§ Work to be completed:
Here are records with pictures in them. Copy all of them exactly and leave the pictures out.

[start Raw records]

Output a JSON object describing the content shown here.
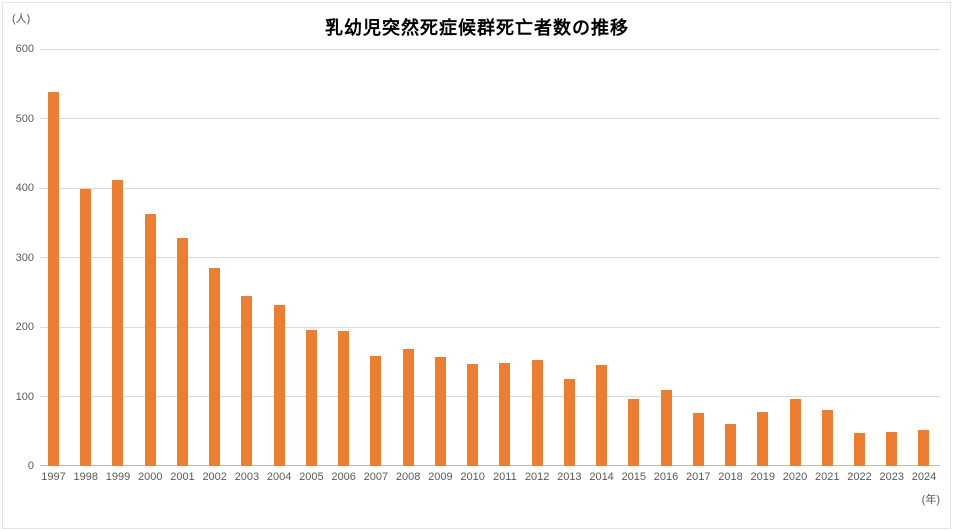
{
  "chart_data": {
    "type": "bar",
    "title": "乳幼児突然死症候群死亡者数の推移",
    "y_unit": "(人)",
    "x_unit": "(年)",
    "ylim": [
      0,
      600
    ],
    "y_ticks": [
      0,
      100,
      200,
      300,
      400,
      500,
      600
    ],
    "grid": true,
    "legend": false,
    "categories": [
      "1997",
      "1998",
      "1999",
      "2000",
      "2001",
      "2002",
      "2003",
      "2004",
      "2005",
      "2006",
      "2007",
      "2008",
      "2009",
      "2010",
      "2011",
      "2012",
      "2013",
      "2014",
      "2015",
      "2016",
      "2017",
      "2018",
      "2019",
      "2020",
      "2021",
      "2022",
      "2023",
      "2024"
    ],
    "values": [
      538,
      398,
      412,
      363,
      328,
      285,
      245,
      232,
      196,
      194,
      158,
      168,
      157,
      147,
      148,
      152,
      125,
      146,
      96,
      109,
      77,
      60,
      78,
      96,
      81,
      47,
      49,
      52
    ],
    "colors": {
      "bar": "#ED7D31",
      "gridline": "#D9D9D9",
      "axis_line": "#BFBFBF",
      "tick_label": "#595959",
      "title": "#000000"
    }
  }
}
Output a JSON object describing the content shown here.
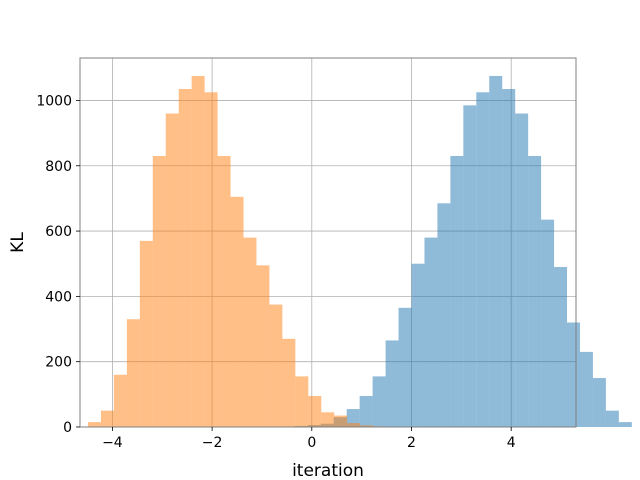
{
  "chart_data": {
    "type": "bar",
    "title": "",
    "xlabel": "iteration",
    "ylabel": "KL",
    "xlim": [
      -4.65,
      5.3
    ],
    "ylim": [
      0,
      1130
    ],
    "xticks": [
      -4,
      -2,
      0,
      2,
      4
    ],
    "yticks": [
      0,
      200,
      400,
      600,
      800,
      1000
    ],
    "xtick_labels": [
      "−4",
      "−2",
      "0",
      "2",
      "4"
    ],
    "ytick_labels": [
      "0",
      "200",
      "400",
      "600",
      "800",
      "1000"
    ],
    "grid": true,
    "bin_width": 0.26,
    "series": [
      {
        "color": "#1f77b4",
        "opacity": 0.5,
        "bin_start": -0.6,
        "values": [
          1,
          3,
          6,
          10,
          30,
          55,
          95,
          155,
          265,
          365,
          500,
          580,
          685,
          830,
          985,
          1025,
          1075,
          1035,
          960,
          830,
          635,
          490,
          320,
          230,
          150,
          50,
          15
        ]
      },
      {
        "color": "#ff7f0e",
        "opacity": 0.5,
        "bin_start": -4.49,
        "values": [
          15,
          50,
          160,
          330,
          570,
          830,
          960,
          1035,
          1075,
          1025,
          830,
          705,
          580,
          495,
          375,
          270,
          155,
          95,
          45,
          35,
          12,
          5,
          2,
          1
        ]
      }
    ]
  }
}
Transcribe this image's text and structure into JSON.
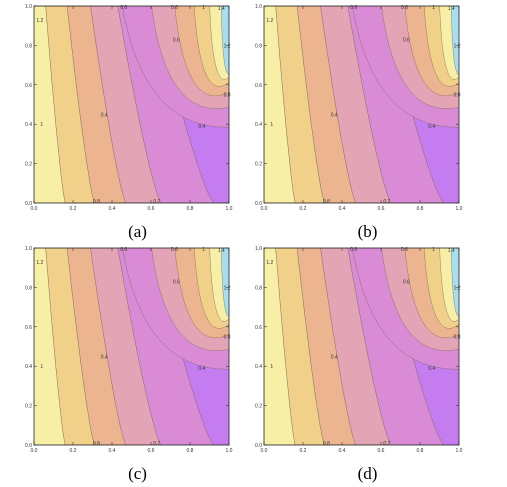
{
  "figure": {
    "panels": [
      {
        "caption": "(a)"
      },
      {
        "caption": "(b)"
      },
      {
        "caption": "(c)"
      },
      {
        "caption": "(d)"
      }
    ]
  },
  "chart_data": [
    {
      "type": "contour",
      "caption": "(a)",
      "xlim": [
        0,
        1
      ],
      "ylim": [
        0,
        1
      ],
      "xticks": [
        "0.0",
        "0.2",
        "0.4",
        "0.6",
        "0.8",
        "1.0"
      ],
      "yticks": [
        "0.0",
        "0.2",
        "0.4",
        "0.6",
        "0.8",
        "1.0"
      ],
      "contour_labels": [
        "1.2",
        "1",
        "0.8",
        "0.6",
        "0.4",
        "0.2",
        "0.6",
        "0.4",
        "1.2",
        "0.8",
        "0.6",
        "1",
        "1.4"
      ],
      "colors": [
        "#f7efa6",
        "#f1d089",
        "#ecb48f",
        "#e3a4b6",
        "#d98bd6",
        "#c57cf0",
        "#b36bf2",
        "#a7dff0",
        "#86c8ea"
      ]
    },
    {
      "type": "contour",
      "caption": "(b)",
      "xlim": [
        0,
        1
      ],
      "ylim": [
        0,
        1
      ],
      "xticks": [
        "0.0",
        "0.2",
        "0.4",
        "0.6",
        "0.8",
        "1.0"
      ],
      "yticks": [
        "0.0",
        "0.2",
        "0.4",
        "0.6",
        "0.8",
        "1.0"
      ],
      "contour_labels": [
        "1.2",
        "1",
        "0.8",
        "0.6",
        "0.4",
        "0.2",
        "0.6",
        "0.4",
        "1.2",
        "0.8",
        "0.6",
        "1",
        "1.4"
      ],
      "colors": [
        "#f7efa6",
        "#f1d089",
        "#ecb48f",
        "#e3a4b6",
        "#d98bd6",
        "#c57cf0",
        "#b36bf2",
        "#a7dff0",
        "#86c8ea"
      ]
    },
    {
      "type": "contour",
      "caption": "(c)",
      "xlim": [
        0,
        1
      ],
      "ylim": [
        0,
        1
      ],
      "xticks": [
        "0.0",
        "0.2",
        "0.4",
        "0.6",
        "0.8",
        "1.0"
      ],
      "yticks": [
        "0.0",
        "0.2",
        "0.4",
        "0.6",
        "0.8",
        "1.0"
      ],
      "contour_labels": [
        "1.2",
        "1",
        "0.8",
        "0.6",
        "0.4",
        "0.2",
        "0.6",
        "0.4",
        "1.2",
        "0.8",
        "0.6",
        "1",
        "1.4"
      ],
      "colors": [
        "#f7efa6",
        "#f1d089",
        "#ecb48f",
        "#e3a4b6",
        "#d98bd6",
        "#c57cf0",
        "#b36bf2",
        "#a7dff0",
        "#86c8ea"
      ]
    },
    {
      "type": "contour",
      "caption": "(d)",
      "xlim": [
        0,
        1
      ],
      "ylim": [
        0,
        1
      ],
      "xticks": [
        "0.0",
        "0.2",
        "0.4",
        "0.6",
        "0.8",
        "1.0"
      ],
      "yticks": [
        "0.0",
        "0.2",
        "0.4",
        "0.6",
        "0.8",
        "1.0"
      ],
      "contour_labels": [
        "1.2",
        "1",
        "0.8",
        "0.6",
        "0.4",
        "0.2",
        "0.6",
        "0.4",
        "1.2",
        "0.8",
        "0.6",
        "1",
        "1.4"
      ],
      "colors": [
        "#f7efa6",
        "#f1d089",
        "#ecb48f",
        "#e3a4b6",
        "#d98bd6",
        "#c57cf0",
        "#b36bf2",
        "#a7dff0",
        "#86c8ea"
      ]
    }
  ]
}
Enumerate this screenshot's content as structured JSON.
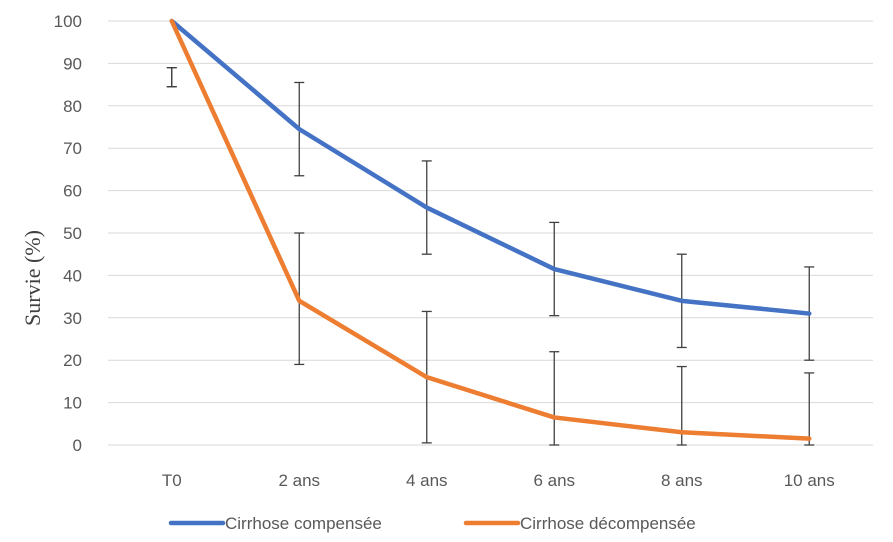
{
  "chart_data": {
    "type": "line",
    "title": "",
    "xlabel": "",
    "ylabel": "Survie (%)",
    "categories": [
      "T0",
      "2 ans",
      "4 ans",
      "6 ans",
      "8 ans",
      "10 ans"
    ],
    "ylim": [
      0,
      100
    ],
    "yticks": [
      0,
      10,
      20,
      30,
      40,
      50,
      60,
      70,
      80,
      90,
      100
    ],
    "grid": true,
    "legend_position": "bottom",
    "series": [
      {
        "name": "Cirrhose compensée",
        "color": "#4472C4",
        "values": [
          100,
          74.5,
          56,
          41.5,
          34,
          31
        ],
        "error_low": [
          84.5,
          63.5,
          45,
          30.5,
          23,
          20
        ],
        "error_high": [
          89,
          85.5,
          67,
          52.5,
          45,
          42
        ]
      },
      {
        "name": "Cirrhose décompensée",
        "color": "#ED7D31",
        "values": [
          100,
          34,
          16,
          6.5,
          3,
          1.5
        ],
        "error_low": [
          84.5,
          19,
          0.5,
          0,
          0,
          0
        ],
        "error_high": [
          89,
          50,
          31.5,
          22,
          18.5,
          17
        ]
      }
    ]
  }
}
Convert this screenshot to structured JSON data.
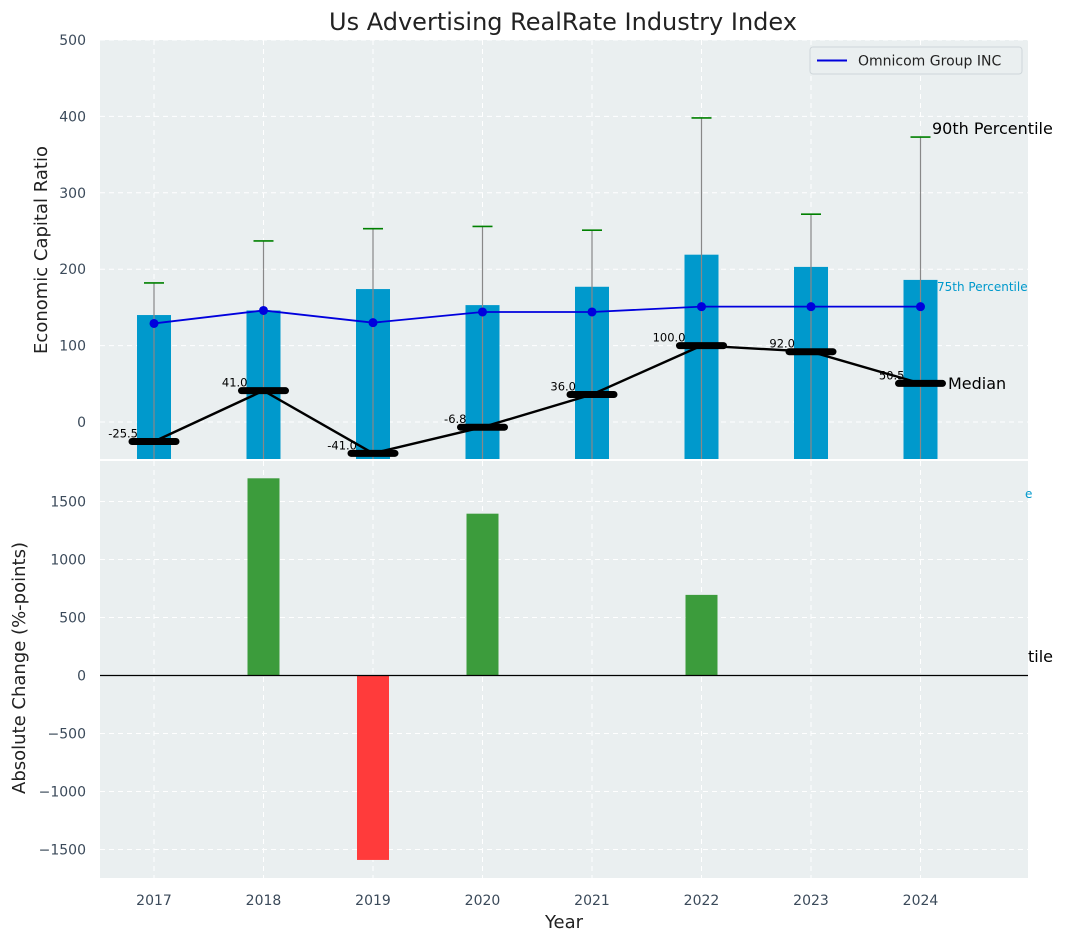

[end Raw records]

§ The completed task:
Output a JSON object describing the content shown here.
{
  "chart_data": {
    "type": "bar",
    "title": "乳幼児突然死症候群死亡者数の推移",
    "y_unit": "(人)",
    "x_unit": "(年)",
    "ylim": [
      0,
      600
    ],
    "y_ticks": [
      0,
      100,
      200,
      300,
      400,
      500,
      600
    ],
    "grid": true,
    "legend": false,
    "categories": [
      "1997",
      "1998",
      "1999",
      "2000",
      "2001",
      "2002",
      "2003",
      "2004",
      "2005",
      "2006",
      "2007",
      "2008",
      "2009",
      "2010",
      "2011",
      "2012",
      "2013",
      "2014",
      "2015",
      "2016",
      "2017",
      "2018",
      "2019",
      "2020",
      "2021",
      "2022",
      "2023",
      "2024"
    ],
    "values": [
      538,
      398,
      412,
      363,
      328,
      285,
      245,
      232,
      196,
      194,
      158,
      168,
      157,
      147,
      148,
      152,
      125,
      146,
      96,
      109,
      77,
      60,
      78,
      96,
      81,
      47,
      49,
      52
    ],
    "colors": {
      "bar": "#ED7D31",
      "gridline": "#D9D9D9",
      "axis_line": "#BFBFBF",
      "tick_label": "#595959",
      "title": "#000000"
    }
  }
}
Output a JSON object describing the content shown here.
{
  "chart_data": {
    "type": "bar",
    "title": "",
    "xlabel": "iteration",
    "ylabel": "KL",
    "xlim": [
      -4.65,
      5.3
    ],
    "ylim": [
      0,
      1130
    ],
    "xticks": [
      -4,
      -2,
      0,
      2,
      4
    ],
    "yticks": [
      0,
      200,
      400,
      600,
      800,
      1000
    ],
    "xtick_labels": [
      "−4",
      "−2",
      "0",
      "2",
      "4"
    ],
    "ytick_labels": [
      "0",
      "200",
      "400",
      "600",
      "800",
      "1000"
    ],
    "grid": true,
    "bin_width": 0.26,
    "series": [
      {
        "color": "#1f77b4",
        "opacity": 0.5,
        "bin_start": -0.6,
        "values": [
          1,
          3,
          6,
          10,
          30,
          55,
          95,
          155,
          265,
          365,
          500,
          580,
          685,
          830,
          985,
          1025,
          1075,
          1035,
          960,
          830,
          635,
          490,
          320,
          230,
          150,
          50,
          15
        ]
      },
      {
        "color": "#ff7f0e",
        "opacity": 0.5,
        "bin_start": -4.49,
        "values": [
          15,
          50,
          160,
          330,
          570,
          830,
          960,
          1035,
          1075,
          1025,
          830,
          705,
          580,
          495,
          375,
          270,
          155,
          95,
          45,
          35,
          12,
          5,
          2,
          1
        ]
      }
    ]
  }
}
Transcribe this image's text and structure into JSON.
{
  "figure": {
    "panels": [
      {
        "caption": "(a)"
      },
      {
        "caption": "(b)"
      },
      {
        "caption": "(c)"
      },
      {
        "caption": "(d)"
      }
    ]
  },
  "chart_data": [
    {
      "type": "contour",
      "caption": "(a)",
      "xlim": [
        0,
        1
      ],
      "ylim": [
        0,
        1
      ],
      "xticks": [
        "0.0",
        "0.2",
        "0.4",
        "0.6",
        "0.8",
        "1.0"
      ],
      "yticks": [
        "0.0",
        "0.2",
        "0.4",
        "0.6",
        "0.8",
        "1.0"
      ],
      "contour_labels": [
        "1.2",
        "1",
        "0.8",
        "0.6",
        "0.4",
        "0.2",
        "0.6",
        "0.4",
        "1.2",
        "0.8",
        "0.6",
        "1",
        "1.4"
      ],
      "colors": [
        "#f7efa6",
        "#f1d089",
        "#ecb48f",
        "#e3a4b6",
        "#d98bd6",
        "#c57cf0",
        "#b36bf2",
        "#a7dff0",
        "#86c8ea"
      ]
    },
    {
      "type": "contour",
      "caption": "(b)",
      "xlim": [
        0,
        1
      ],
      "ylim": [
        0,
        1
      ],
      "xticks": [
        "0.0",
        "0.2",
        "0.4",
        "0.6",
        "0.8",
        "1.0"
      ],
      "yticks": [
        "0.0",
        "0.2",
        "0.4",
        "0.6",
        "0.8",
        "1.0"
      ],
      "contour_labels": [
        "1.2",
        "1",
        "0.8",
        "0.6",
        "0.4",
        "0.2",
        "0.6",
        "0.4",
        "1.2",
        "0.8",
        "0.6",
        "1",
        "1.4"
      ],
      "colors": [
        "#f7efa6",
        "#f1d089",
        "#ecb48f",
        "#e3a4b6",
        "#d98bd6",
        "#c57cf0",
        "#b36bf2",
        "#a7dff0",
        "#86c8ea"
      ]
    },
    {
      "type": "contour",
      "caption": "(c)",
      "xlim": [
        0,
        1
      ],
      "ylim": [
        0,
        1
      ],
      "xticks": [
        "0.0",
        "0.2",
        "0.4",
        "0.6",
        "0.8",
        "1.0"
      ],
      "yticks": [
        "0.0",
        "0.2",
        "0.4",
        "0.6",
        "0.8",
        "1.0"
      ],
      "contour_labels": [
        "1.2",
        "1",
        "0.8",
        "0.6",
        "0.4",
        "0.2",
        "0.6",
        "0.4",
        "1.2",
        "0.8",
        "0.6",
        "1",
        "1.4"
      ],
      "colors": [
        "#f7efa6",
        "#f1d089",
        "#ecb48f",
        "#e3a4b6",
        "#d98bd6",
        "#c57cf0",
        "#b36bf2",
        "#a7dff0",
        "#86c8ea"
      ]
    },
    {
      "type": "contour",
      "caption": "(d)",
      "xlim": [
        0,
        1
      ],
      "ylim": [
        0,
        1
      ],
      "xticks": [
        "0.0",
        "0.2",
        "0.4",
        "0.6",
        "0.8",
        "1.0"
      ],
      "yticks": [
        "0.0",
        "0.2",
        "0.4",
        "0.6",
        "0.8",
        "1.0"
      ],
      "contour_labels": [
        "1.2",
        "1",
        "0.8",
        "0.6",
        "0.4",
        "0.2",
        "0.6",
        "0.4",
        "1.2",
        "0.8",
        "0.6",
        "1",
        "1.4"
      ],
      "colors": [
        "#f7efa6",
        "#f1d089",
        "#ecb48f",
        "#e3a4b6",
        "#d98bd6",
        "#c57cf0",
        "#b36bf2",
        "#a7dff0",
        "#86c8ea"
      ]
    }
  ]
}
Enumerate this screenshot's content as structured JSON.
{
  "chart_data": {
    "type": "line",
    "title": "",
    "xlabel": "",
    "ylabel": "Survie (%)",
    "categories": [
      "T0",
      "2 ans",
      "4 ans",
      "6 ans",
      "8 ans",
      "10 ans"
    ],
    "ylim": [
      0,
      100
    ],
    "yticks": [
      0,
      10,
      20,
      30,
      40,
      50,
      60,
      70,
      80,
      90,
      100
    ],
    "grid": true,
    "legend_position": "bottom",
    "series": [
      {
        "name": "Cirrhose compensée",
        "color": "#4472C4",
        "values": [
          100,
          74.5,
          56,
          41.5,
          34,
          31
        ],
        "error_low": [
          84.5,
          63.5,
          45,
          30.5,
          23,
          20
        ],
        "error_high": [
          89,
          85.5,
          67,
          52.5,
          45,
          42
        ]
      },
      {
        "name": "Cirrhose décompensée",
        "color": "#ED7D31",
        "values": [
          100,
          34,
          16,
          6.5,
          3,
          1.5
        ],
        "error_low": [
          84.5,
          19,
          0.5,
          0,
          0,
          0
        ],
        "error_high": [
          89,
          50,
          31.5,
          22,
          18.5,
          17
        ]
      }
    ]
  }
}
Convert this screenshot to structured JSON data.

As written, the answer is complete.